> **REQUIREMENTS**: Reproduce every line of the records below verbatim, with no changes.

* Begin DATASET EXCERPTS *

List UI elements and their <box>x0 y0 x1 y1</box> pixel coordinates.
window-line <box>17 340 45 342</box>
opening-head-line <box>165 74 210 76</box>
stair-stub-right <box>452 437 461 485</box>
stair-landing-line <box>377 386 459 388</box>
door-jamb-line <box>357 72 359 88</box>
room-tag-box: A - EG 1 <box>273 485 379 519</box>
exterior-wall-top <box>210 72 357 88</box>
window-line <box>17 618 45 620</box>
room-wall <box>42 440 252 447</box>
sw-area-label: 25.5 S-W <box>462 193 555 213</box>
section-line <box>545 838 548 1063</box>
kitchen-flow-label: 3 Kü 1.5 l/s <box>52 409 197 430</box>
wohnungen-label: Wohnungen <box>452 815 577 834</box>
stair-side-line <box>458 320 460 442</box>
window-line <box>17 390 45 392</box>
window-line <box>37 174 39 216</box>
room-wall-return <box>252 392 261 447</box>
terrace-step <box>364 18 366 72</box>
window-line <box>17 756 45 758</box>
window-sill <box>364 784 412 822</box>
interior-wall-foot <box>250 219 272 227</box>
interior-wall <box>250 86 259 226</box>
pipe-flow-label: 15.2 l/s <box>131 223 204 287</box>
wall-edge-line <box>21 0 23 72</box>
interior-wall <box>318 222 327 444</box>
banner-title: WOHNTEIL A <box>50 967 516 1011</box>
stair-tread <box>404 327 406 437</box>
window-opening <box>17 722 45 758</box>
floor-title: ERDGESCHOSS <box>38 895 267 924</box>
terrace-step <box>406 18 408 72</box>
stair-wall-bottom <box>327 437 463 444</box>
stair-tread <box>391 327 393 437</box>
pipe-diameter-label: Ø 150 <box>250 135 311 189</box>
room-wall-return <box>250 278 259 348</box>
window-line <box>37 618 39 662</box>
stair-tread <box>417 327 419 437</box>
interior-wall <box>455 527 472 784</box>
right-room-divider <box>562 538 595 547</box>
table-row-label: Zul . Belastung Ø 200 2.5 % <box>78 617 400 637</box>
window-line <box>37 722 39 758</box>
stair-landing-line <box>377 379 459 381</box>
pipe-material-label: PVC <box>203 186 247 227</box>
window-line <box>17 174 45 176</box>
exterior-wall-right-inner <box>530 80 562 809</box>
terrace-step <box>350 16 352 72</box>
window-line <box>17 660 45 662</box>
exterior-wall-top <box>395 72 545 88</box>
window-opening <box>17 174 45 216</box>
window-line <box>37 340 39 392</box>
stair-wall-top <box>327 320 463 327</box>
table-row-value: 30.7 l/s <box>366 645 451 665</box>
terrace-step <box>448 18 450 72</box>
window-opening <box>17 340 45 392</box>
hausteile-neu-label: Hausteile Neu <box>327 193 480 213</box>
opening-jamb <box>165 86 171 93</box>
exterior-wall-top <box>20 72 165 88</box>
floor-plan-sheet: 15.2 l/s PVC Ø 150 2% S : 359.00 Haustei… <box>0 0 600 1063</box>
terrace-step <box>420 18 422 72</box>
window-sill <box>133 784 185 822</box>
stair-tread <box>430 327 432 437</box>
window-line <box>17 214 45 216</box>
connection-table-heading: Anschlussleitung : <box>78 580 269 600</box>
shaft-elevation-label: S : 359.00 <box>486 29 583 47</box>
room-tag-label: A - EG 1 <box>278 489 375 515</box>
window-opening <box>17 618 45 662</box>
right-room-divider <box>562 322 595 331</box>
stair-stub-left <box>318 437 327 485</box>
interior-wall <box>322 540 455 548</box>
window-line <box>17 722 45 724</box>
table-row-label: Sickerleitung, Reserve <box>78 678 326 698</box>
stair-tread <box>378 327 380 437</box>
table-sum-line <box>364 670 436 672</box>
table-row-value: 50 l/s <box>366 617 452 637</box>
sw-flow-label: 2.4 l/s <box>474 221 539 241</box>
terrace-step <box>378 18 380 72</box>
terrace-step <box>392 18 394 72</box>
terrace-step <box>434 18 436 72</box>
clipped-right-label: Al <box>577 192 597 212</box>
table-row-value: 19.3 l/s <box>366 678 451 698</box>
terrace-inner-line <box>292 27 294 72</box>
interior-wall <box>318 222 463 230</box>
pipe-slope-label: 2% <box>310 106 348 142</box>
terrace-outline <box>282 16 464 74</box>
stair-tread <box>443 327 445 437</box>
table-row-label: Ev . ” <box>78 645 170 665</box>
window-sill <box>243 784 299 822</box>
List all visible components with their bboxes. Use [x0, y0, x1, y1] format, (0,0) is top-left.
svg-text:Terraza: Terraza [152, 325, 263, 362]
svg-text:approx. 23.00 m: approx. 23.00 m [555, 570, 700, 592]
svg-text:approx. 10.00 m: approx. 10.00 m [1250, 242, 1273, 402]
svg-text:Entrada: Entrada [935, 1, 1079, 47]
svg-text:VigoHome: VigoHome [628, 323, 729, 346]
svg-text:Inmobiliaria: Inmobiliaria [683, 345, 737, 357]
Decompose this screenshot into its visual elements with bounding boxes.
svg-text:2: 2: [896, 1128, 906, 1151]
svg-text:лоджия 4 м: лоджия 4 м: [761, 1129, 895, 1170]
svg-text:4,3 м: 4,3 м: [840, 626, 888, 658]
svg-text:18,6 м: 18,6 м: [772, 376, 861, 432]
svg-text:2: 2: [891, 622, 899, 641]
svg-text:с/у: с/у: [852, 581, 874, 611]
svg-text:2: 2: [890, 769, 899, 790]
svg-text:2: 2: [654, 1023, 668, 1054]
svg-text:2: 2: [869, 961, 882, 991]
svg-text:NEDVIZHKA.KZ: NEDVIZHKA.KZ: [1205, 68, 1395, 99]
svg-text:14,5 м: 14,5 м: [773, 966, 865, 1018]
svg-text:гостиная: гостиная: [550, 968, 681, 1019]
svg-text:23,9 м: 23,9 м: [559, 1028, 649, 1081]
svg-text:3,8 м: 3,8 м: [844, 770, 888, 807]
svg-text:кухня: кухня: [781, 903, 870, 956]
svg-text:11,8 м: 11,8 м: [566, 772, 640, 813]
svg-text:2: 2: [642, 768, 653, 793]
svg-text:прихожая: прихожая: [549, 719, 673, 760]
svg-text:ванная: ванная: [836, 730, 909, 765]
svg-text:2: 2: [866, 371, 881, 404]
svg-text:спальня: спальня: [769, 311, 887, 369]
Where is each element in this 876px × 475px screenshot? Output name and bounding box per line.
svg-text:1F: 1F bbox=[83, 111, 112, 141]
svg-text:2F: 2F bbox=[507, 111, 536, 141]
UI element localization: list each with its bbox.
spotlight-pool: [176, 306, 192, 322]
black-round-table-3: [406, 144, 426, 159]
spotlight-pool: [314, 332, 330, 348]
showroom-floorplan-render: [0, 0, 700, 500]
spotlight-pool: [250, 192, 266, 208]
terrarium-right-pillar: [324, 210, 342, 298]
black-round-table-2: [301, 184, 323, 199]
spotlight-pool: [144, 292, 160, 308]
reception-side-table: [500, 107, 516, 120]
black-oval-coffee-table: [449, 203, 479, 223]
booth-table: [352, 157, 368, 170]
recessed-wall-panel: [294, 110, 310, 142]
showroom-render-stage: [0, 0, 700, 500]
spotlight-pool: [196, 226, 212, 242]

* End DATASET EXCERPTS *

> **ANSWER FOR THE TASK**:
List UI elements and their <box>x0 y0 x1 y1</box> pixel coordinates.
window-line <box>17 340 45 342</box>
opening-head-line <box>165 74 210 76</box>
stair-stub-right <box>452 437 461 485</box>
stair-landing-line <box>377 386 459 388</box>
door-jamb-line <box>357 72 359 88</box>
room-tag-box: A - EG 1 <box>273 485 379 519</box>
exterior-wall-top <box>210 72 357 88</box>
window-line <box>17 618 45 620</box>
room-wall <box>42 440 252 447</box>
sw-area-label: 25.5 S-W <box>462 193 555 213</box>
section-line <box>545 838 548 1063</box>
kitchen-flow-label: 3 Kü 1.5 l/s <box>52 409 197 430</box>
wohnungen-label: Wohnungen <box>452 815 577 834</box>
stair-side-line <box>458 320 460 442</box>
window-line <box>17 390 45 392</box>
window-line <box>37 174 39 216</box>
room-wall-return <box>252 392 261 447</box>
terrace-step <box>364 18 366 72</box>
window-line <box>17 756 45 758</box>
window-sill <box>364 784 412 822</box>
interior-wall-foot <box>250 219 272 227</box>
interior-wall <box>250 86 259 226</box>
pipe-flow-label: 15.2 l/s <box>131 223 204 287</box>
wall-edge-line <box>21 0 23 72</box>
interior-wall <box>318 222 327 444</box>
banner-title: WOHNTEIL A <box>50 967 516 1011</box>
stair-tread <box>404 327 406 437</box>
window-opening <box>17 722 45 758</box>
floor-title: ERDGESCHOSS <box>38 895 267 924</box>
terrace-step <box>406 18 408 72</box>
stair-wall-bottom <box>327 437 463 444</box>
stair-tread <box>391 327 393 437</box>
pipe-diameter-label: Ø 150 <box>250 135 311 189</box>
room-wall-return <box>250 278 259 348</box>
window-line <box>37 618 39 662</box>
stair-tread <box>417 327 419 437</box>
interior-wall <box>455 527 472 784</box>
right-room-divider <box>562 538 595 547</box>
table-row-label: Zul . Belastung Ø 200 2.5 % <box>78 617 400 637</box>
window-line <box>37 722 39 758</box>
stair-landing-line <box>377 379 459 381</box>
pipe-material-label: PVC <box>203 186 247 227</box>
window-line <box>17 174 45 176</box>
exterior-wall-right-inner <box>530 80 562 809</box>
terrace-step <box>350 16 352 72</box>
window-line <box>17 660 45 662</box>
exterior-wall-top <box>395 72 545 88</box>
window-opening <box>17 174 45 216</box>
window-line <box>37 340 39 392</box>
stair-wall-top <box>327 320 463 327</box>
table-row-value: 30.7 l/s <box>366 645 451 665</box>
terrace-step <box>448 18 450 72</box>
window-opening <box>17 340 45 392</box>
hausteile-neu-label: Hausteile Neu <box>327 193 480 213</box>
opening-jamb <box>165 86 171 93</box>
exterior-wall-top <box>20 72 165 88</box>
floor-plan-sheet: 15.2 l/s PVC Ø 150 2% S : 359.00 Haustei… <box>0 0 600 1063</box>
terrace-step <box>420 18 422 72</box>
window-sill <box>133 784 185 822</box>
stair-tread <box>430 327 432 437</box>
window-line <box>17 214 45 216</box>
connection-table-heading: Anschlussleitung : <box>78 580 269 600</box>
shaft-elevation-label: S : 359.00 <box>486 29 583 47</box>
room-tag-label: A - EG 1 <box>278 489 375 515</box>
window-opening <box>17 618 45 662</box>
right-room-divider <box>562 322 595 331</box>
stair-stub-left <box>318 437 327 485</box>
interior-wall <box>322 540 455 548</box>
window-line <box>17 722 45 724</box>
table-row-label: Sickerleitung, Reserve <box>78 678 326 698</box>
stair-tread <box>378 327 380 437</box>
table-sum-line <box>364 670 436 672</box>
table-row-value: 50 l/s <box>366 617 452 637</box>
sw-flow-label: 2.4 l/s <box>474 221 539 241</box>
terrace-step <box>378 18 380 72</box>
terrace-step <box>392 18 394 72</box>
terrace-step <box>434 18 436 72</box>
clipped-right-label: Al <box>577 192 597 212</box>
table-row-value: 19.3 l/s <box>366 678 451 698</box>
terrace-inner-line <box>292 27 294 72</box>
interior-wall <box>318 222 463 230</box>
pipe-slope-label: 2% <box>310 106 348 142</box>
terrace-outline <box>282 16 464 74</box>
stair-tread <box>443 327 445 437</box>
table-row-label: Ev . ” <box>78 645 170 665</box>
window-sill <box>243 784 299 822</box>
List all visible components with their bboxes. Use [x0, y0, x1, y1] format, (0,0) is top-left.
svg-text:Terraza: Terraza [152, 325, 263, 362]
svg-text:approx. 23.00 m: approx. 23.00 m [555, 570, 700, 592]
svg-text:approx. 10.00 m: approx. 10.00 m [1250, 242, 1273, 402]
svg-text:Entrada: Entrada [935, 1, 1079, 47]
svg-text:VigoHome: VigoHome [628, 323, 729, 346]
svg-text:Inmobiliaria: Inmobiliaria [683, 345, 737, 357]
Decompose this screenshot into its visual elements with bounding boxes.
svg-text:2: 2: [896, 1128, 906, 1151]
svg-text:лоджия 4 м: лоджия 4 м: [761, 1129, 895, 1170]
svg-text:4,3 м: 4,3 м: [840, 626, 888, 658]
svg-text:18,6 м: 18,6 м: [772, 376, 861, 432]
svg-text:2: 2: [891, 622, 899, 641]
svg-text:с/у: с/у: [852, 581, 874, 611]
svg-text:2: 2: [890, 769, 899, 790]
svg-text:2: 2: [654, 1023, 668, 1054]
svg-text:2: 2: [869, 961, 882, 991]
svg-text:NEDVIZHKA.KZ: NEDVIZHKA.KZ: [1205, 68, 1395, 99]
svg-text:14,5 м: 14,5 м: [773, 966, 865, 1018]
svg-text:гостиная: гостиная: [550, 968, 681, 1019]
svg-text:23,9 м: 23,9 м: [559, 1028, 649, 1081]
svg-text:3,8 м: 3,8 м: [844, 770, 888, 807]
svg-text:кухня: кухня: [781, 903, 870, 956]
svg-text:11,8 м: 11,8 м: [566, 772, 640, 813]
svg-text:2: 2: [642, 768, 653, 793]
svg-text:прихожая: прихожая: [549, 719, 673, 760]
svg-text:ванная: ванная: [836, 730, 909, 765]
svg-text:2: 2: [866, 371, 881, 404]
svg-text:спальня: спальня: [769, 311, 887, 369]
Where is each element in this 876px × 475px screenshot? Output name and bounding box per line.
svg-text:1F: 1F bbox=[83, 111, 112, 141]
svg-text:2F: 2F bbox=[507, 111, 536, 141]
UI element localization: list each with its bbox.
spotlight-pool: [176, 306, 192, 322]
black-round-table-3: [406, 144, 426, 159]
spotlight-pool: [314, 332, 330, 348]
showroom-floorplan-render: [0, 0, 700, 500]
spotlight-pool: [250, 192, 266, 208]
terrarium-right-pillar: [324, 210, 342, 298]
black-round-table-2: [301, 184, 323, 199]
spotlight-pool: [144, 292, 160, 308]
reception-side-table: [500, 107, 516, 120]
black-oval-coffee-table: [449, 203, 479, 223]
booth-table: [352, 157, 368, 170]
recessed-wall-panel: [294, 110, 310, 142]
showroom-render-stage: [0, 0, 700, 500]
spotlight-pool: [196, 226, 212, 242]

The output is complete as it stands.